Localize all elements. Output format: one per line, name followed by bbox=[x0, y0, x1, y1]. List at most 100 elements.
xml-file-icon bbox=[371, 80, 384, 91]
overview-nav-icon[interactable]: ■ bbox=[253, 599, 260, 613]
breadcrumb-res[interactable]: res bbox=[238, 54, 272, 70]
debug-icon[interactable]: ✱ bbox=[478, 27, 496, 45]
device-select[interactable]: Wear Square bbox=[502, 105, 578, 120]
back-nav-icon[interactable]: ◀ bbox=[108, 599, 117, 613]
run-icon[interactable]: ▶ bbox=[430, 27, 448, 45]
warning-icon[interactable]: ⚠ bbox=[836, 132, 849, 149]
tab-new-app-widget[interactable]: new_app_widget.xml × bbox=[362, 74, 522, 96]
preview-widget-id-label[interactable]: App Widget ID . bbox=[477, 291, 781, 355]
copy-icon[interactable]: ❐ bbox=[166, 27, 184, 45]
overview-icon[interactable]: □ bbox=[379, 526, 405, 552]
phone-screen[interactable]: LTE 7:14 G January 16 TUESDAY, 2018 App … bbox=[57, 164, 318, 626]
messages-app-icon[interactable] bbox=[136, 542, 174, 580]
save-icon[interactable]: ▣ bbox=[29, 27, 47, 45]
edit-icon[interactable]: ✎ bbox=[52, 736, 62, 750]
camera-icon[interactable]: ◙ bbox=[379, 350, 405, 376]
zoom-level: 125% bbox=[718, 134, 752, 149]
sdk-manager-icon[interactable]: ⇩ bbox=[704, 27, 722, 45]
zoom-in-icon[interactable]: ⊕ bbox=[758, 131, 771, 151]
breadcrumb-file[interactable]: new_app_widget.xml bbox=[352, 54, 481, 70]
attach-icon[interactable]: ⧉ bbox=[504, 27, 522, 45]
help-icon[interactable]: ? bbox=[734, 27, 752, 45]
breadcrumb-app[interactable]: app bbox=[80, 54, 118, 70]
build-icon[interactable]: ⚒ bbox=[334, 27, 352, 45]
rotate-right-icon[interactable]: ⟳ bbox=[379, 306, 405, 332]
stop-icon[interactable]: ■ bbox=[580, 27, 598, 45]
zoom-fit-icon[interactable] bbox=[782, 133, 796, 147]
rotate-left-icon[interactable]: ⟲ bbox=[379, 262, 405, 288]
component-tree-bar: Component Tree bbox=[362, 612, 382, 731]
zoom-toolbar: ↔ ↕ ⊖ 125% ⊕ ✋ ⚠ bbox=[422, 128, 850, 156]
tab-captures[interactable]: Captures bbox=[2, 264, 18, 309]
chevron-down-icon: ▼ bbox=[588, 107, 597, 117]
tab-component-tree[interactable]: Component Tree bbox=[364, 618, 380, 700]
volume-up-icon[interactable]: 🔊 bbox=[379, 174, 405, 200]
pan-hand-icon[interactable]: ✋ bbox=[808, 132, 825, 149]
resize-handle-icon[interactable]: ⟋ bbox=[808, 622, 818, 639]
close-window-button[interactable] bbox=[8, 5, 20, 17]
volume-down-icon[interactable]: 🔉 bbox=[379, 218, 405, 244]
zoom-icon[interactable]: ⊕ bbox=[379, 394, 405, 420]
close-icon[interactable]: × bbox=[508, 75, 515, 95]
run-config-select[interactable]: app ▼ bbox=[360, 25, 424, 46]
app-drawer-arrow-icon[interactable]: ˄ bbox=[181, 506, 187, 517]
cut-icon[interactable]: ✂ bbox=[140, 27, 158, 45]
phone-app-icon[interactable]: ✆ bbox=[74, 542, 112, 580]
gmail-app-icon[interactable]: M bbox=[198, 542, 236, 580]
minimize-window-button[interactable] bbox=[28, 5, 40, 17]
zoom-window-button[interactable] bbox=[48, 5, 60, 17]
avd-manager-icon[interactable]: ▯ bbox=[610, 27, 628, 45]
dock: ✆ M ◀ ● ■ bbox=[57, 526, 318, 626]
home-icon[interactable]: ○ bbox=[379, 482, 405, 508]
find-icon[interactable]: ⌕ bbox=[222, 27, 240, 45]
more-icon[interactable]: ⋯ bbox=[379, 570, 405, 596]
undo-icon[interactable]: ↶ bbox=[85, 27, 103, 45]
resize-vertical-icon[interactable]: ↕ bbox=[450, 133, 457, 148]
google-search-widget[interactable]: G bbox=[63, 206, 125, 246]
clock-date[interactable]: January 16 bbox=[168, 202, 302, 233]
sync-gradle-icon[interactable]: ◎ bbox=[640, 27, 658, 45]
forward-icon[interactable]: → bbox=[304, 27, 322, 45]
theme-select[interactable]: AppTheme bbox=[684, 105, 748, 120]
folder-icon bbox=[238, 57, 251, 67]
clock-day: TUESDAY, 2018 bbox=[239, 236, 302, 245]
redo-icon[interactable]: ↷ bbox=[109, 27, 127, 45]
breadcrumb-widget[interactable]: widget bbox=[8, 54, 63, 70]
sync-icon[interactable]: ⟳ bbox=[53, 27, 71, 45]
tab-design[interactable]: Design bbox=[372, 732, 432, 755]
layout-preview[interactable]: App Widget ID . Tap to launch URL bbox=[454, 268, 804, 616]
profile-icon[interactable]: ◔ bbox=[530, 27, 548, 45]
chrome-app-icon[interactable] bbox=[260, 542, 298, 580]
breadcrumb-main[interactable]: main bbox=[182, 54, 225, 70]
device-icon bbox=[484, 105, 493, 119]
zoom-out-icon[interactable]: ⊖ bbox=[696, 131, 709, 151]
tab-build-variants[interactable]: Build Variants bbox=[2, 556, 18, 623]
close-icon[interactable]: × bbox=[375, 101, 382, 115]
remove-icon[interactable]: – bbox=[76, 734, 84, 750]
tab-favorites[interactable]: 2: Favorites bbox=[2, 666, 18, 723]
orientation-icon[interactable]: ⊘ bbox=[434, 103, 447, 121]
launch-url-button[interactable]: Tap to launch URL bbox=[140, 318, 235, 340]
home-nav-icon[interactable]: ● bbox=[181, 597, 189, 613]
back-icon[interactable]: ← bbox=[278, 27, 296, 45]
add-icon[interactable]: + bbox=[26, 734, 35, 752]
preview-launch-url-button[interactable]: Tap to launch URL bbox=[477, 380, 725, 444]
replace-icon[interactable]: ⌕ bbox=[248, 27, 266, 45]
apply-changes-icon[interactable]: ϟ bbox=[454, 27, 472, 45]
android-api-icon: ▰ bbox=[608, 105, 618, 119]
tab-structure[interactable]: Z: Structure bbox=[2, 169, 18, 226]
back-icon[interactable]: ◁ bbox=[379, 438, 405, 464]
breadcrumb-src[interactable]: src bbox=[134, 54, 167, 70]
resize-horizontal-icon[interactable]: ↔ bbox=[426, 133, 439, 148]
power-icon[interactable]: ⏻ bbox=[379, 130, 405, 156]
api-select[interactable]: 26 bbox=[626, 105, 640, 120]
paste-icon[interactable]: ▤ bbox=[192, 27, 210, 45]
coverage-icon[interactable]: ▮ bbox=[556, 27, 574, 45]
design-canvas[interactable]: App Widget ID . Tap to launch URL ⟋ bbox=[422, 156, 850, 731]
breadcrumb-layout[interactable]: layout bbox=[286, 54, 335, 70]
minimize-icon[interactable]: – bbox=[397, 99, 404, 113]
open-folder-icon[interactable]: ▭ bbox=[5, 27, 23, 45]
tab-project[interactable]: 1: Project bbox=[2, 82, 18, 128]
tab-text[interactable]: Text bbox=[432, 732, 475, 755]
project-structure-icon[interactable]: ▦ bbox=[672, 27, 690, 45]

• _Task objective_: Set down every line of the material above again, character for character, changing nothing.

• _Answer to the problem_:
Localize all elements. Output format: one per line, name followed by bbox=[x0, y0, x1, y1]. List at most 100 elements.
xml-file-icon bbox=[371, 80, 384, 91]
overview-nav-icon[interactable]: ■ bbox=[253, 599, 260, 613]
breadcrumb-res[interactable]: res bbox=[238, 54, 272, 70]
debug-icon[interactable]: ✱ bbox=[478, 27, 496, 45]
device-select[interactable]: Wear Square bbox=[502, 105, 578, 120]
back-nav-icon[interactable]: ◀ bbox=[108, 599, 117, 613]
run-icon[interactable]: ▶ bbox=[430, 27, 448, 45]
warning-icon[interactable]: ⚠ bbox=[836, 132, 849, 149]
tab-new-app-widget[interactable]: new_app_widget.xml × bbox=[362, 74, 522, 96]
preview-widget-id-label[interactable]: App Widget ID . bbox=[477, 291, 781, 355]
copy-icon[interactable]: ❐ bbox=[166, 27, 184, 45]
overview-icon[interactable]: □ bbox=[379, 526, 405, 552]
phone-screen[interactable]: LTE 7:14 G January 16 TUESDAY, 2018 App … bbox=[57, 164, 318, 626]
messages-app-icon[interactable] bbox=[136, 542, 174, 580]
save-icon[interactable]: ▣ bbox=[29, 27, 47, 45]
edit-icon[interactable]: ✎ bbox=[52, 736, 62, 750]
camera-icon[interactable]: ◙ bbox=[379, 350, 405, 376]
zoom-level: 125% bbox=[718, 134, 752, 149]
sdk-manager-icon[interactable]: ⇩ bbox=[704, 27, 722, 45]
zoom-in-icon[interactable]: ⊕ bbox=[758, 131, 771, 151]
breadcrumb-file[interactable]: new_app_widget.xml bbox=[352, 54, 481, 70]
attach-icon[interactable]: ⧉ bbox=[504, 27, 522, 45]
help-icon[interactable]: ? bbox=[734, 27, 752, 45]
breadcrumb-app[interactable]: app bbox=[80, 54, 118, 70]
build-icon[interactable]: ⚒ bbox=[334, 27, 352, 45]
rotate-right-icon[interactable]: ⟳ bbox=[379, 306, 405, 332]
stop-icon[interactable]: ■ bbox=[580, 27, 598, 45]
zoom-fit-icon[interactable] bbox=[782, 133, 796, 147]
rotate-left-icon[interactable]: ⟲ bbox=[379, 262, 405, 288]
component-tree-bar: Component Tree bbox=[362, 612, 382, 731]
zoom-toolbar: ↔ ↕ ⊖ 125% ⊕ ✋ ⚠ bbox=[422, 128, 850, 156]
tab-captures[interactable]: Captures bbox=[2, 264, 18, 309]
chevron-down-icon: ▼ bbox=[588, 107, 597, 117]
tab-component-tree[interactable]: Component Tree bbox=[364, 618, 380, 700]
volume-up-icon[interactable]: 🔊 bbox=[379, 174, 405, 200]
pan-hand-icon[interactable]: ✋ bbox=[808, 132, 825, 149]
resize-handle-icon[interactable]: ⟋ bbox=[808, 622, 818, 639]
close-window-button[interactable] bbox=[8, 5, 20, 17]
volume-down-icon[interactable]: 🔉 bbox=[379, 218, 405, 244]
zoom-icon[interactable]: ⊕ bbox=[379, 394, 405, 420]
close-icon[interactable]: × bbox=[508, 75, 515, 95]
run-config-select[interactable]: app ▼ bbox=[360, 25, 424, 46]
app-drawer-arrow-icon[interactable]: ˄ bbox=[181, 506, 187, 517]
cut-icon[interactable]: ✂ bbox=[140, 27, 158, 45]
phone-app-icon[interactable]: ✆ bbox=[74, 542, 112, 580]
gmail-app-icon[interactable]: M bbox=[198, 542, 236, 580]
minimize-window-button[interactable] bbox=[28, 5, 40, 17]
zoom-window-button[interactable] bbox=[48, 5, 60, 17]
avd-manager-icon[interactable]: ▯ bbox=[610, 27, 628, 45]
dock: ✆ M ◀ ● ■ bbox=[57, 526, 318, 626]
home-icon[interactable]: ○ bbox=[379, 482, 405, 508]
find-icon[interactable]: ⌕ bbox=[222, 27, 240, 45]
more-icon[interactable]: ⋯ bbox=[379, 570, 405, 596]
undo-icon[interactable]: ↶ bbox=[85, 27, 103, 45]
resize-vertical-icon[interactable]: ↕ bbox=[450, 133, 457, 148]
google-search-widget[interactable]: G bbox=[63, 206, 125, 246]
clock-date[interactable]: January 16 bbox=[168, 202, 302, 233]
sync-gradle-icon[interactable]: ◎ bbox=[640, 27, 658, 45]
forward-icon[interactable]: → bbox=[304, 27, 322, 45]
theme-select[interactable]: AppTheme bbox=[684, 105, 748, 120]
folder-icon bbox=[238, 57, 251, 67]
clock-day: TUESDAY, 2018 bbox=[239, 236, 302, 245]
redo-icon[interactable]: ↷ bbox=[109, 27, 127, 45]
breadcrumb-widget[interactable]: widget bbox=[8, 54, 63, 70]
sync-icon[interactable]: ⟳ bbox=[53, 27, 71, 45]
tab-design[interactable]: Design bbox=[372, 732, 432, 755]
layout-preview[interactable]: App Widget ID . Tap to launch URL bbox=[454, 268, 804, 616]
profile-icon[interactable]: ◔ bbox=[530, 27, 548, 45]
chrome-app-icon[interactable] bbox=[260, 542, 298, 580]
breadcrumb-main[interactable]: main bbox=[182, 54, 225, 70]
device-icon bbox=[484, 105, 493, 119]
zoom-out-icon[interactable]: ⊖ bbox=[696, 131, 709, 151]
tab-build-variants[interactable]: Build Variants bbox=[2, 556, 18, 623]
close-icon[interactable]: × bbox=[375, 101, 382, 115]
remove-icon[interactable]: – bbox=[76, 734, 84, 750]
tab-favorites[interactable]: 2: Favorites bbox=[2, 666, 18, 723]
orientation-icon[interactable]: ⊘ bbox=[434, 103, 447, 121]
launch-url-button[interactable]: Tap to launch URL bbox=[140, 318, 235, 340]
home-nav-icon[interactable]: ● bbox=[181, 597, 189, 613]
back-icon[interactable]: ← bbox=[278, 27, 296, 45]
add-icon[interactable]: + bbox=[26, 734, 35, 752]
preview-launch-url-button[interactable]: Tap to launch URL bbox=[477, 380, 725, 444]
replace-icon[interactable]: ⌕ bbox=[248, 27, 266, 45]
apply-changes-icon[interactable]: ϟ bbox=[454, 27, 472, 45]
android-api-icon: ▰ bbox=[608, 105, 618, 119]
tab-structure[interactable]: Z: Structure bbox=[2, 169, 18, 226]
back-icon[interactable]: ◁ bbox=[379, 438, 405, 464]
breadcrumb-src[interactable]: src bbox=[134, 54, 167, 70]
resize-horizontal-icon[interactable]: ↔ bbox=[426, 133, 439, 148]
power-icon[interactable]: ⏻ bbox=[379, 130, 405, 156]
api-select[interactable]: 26 bbox=[626, 105, 640, 120]
paste-icon[interactable]: ▤ bbox=[192, 27, 210, 45]
coverage-icon[interactable]: ▮ bbox=[556, 27, 574, 45]
design-canvas[interactable]: App Widget ID . Tap to launch URL ⟋ bbox=[422, 156, 850, 731]
breadcrumb-layout[interactable]: layout bbox=[286, 54, 335, 70]
minimize-icon[interactable]: – bbox=[397, 99, 404, 113]
open-folder-icon[interactable]: ▭ bbox=[5, 27, 23, 45]
tab-project[interactable]: 1: Project bbox=[2, 82, 18, 128]
tab-text[interactable]: Text bbox=[432, 732, 475, 755]
project-structure-icon[interactable]: ▦ bbox=[672, 27, 690, 45]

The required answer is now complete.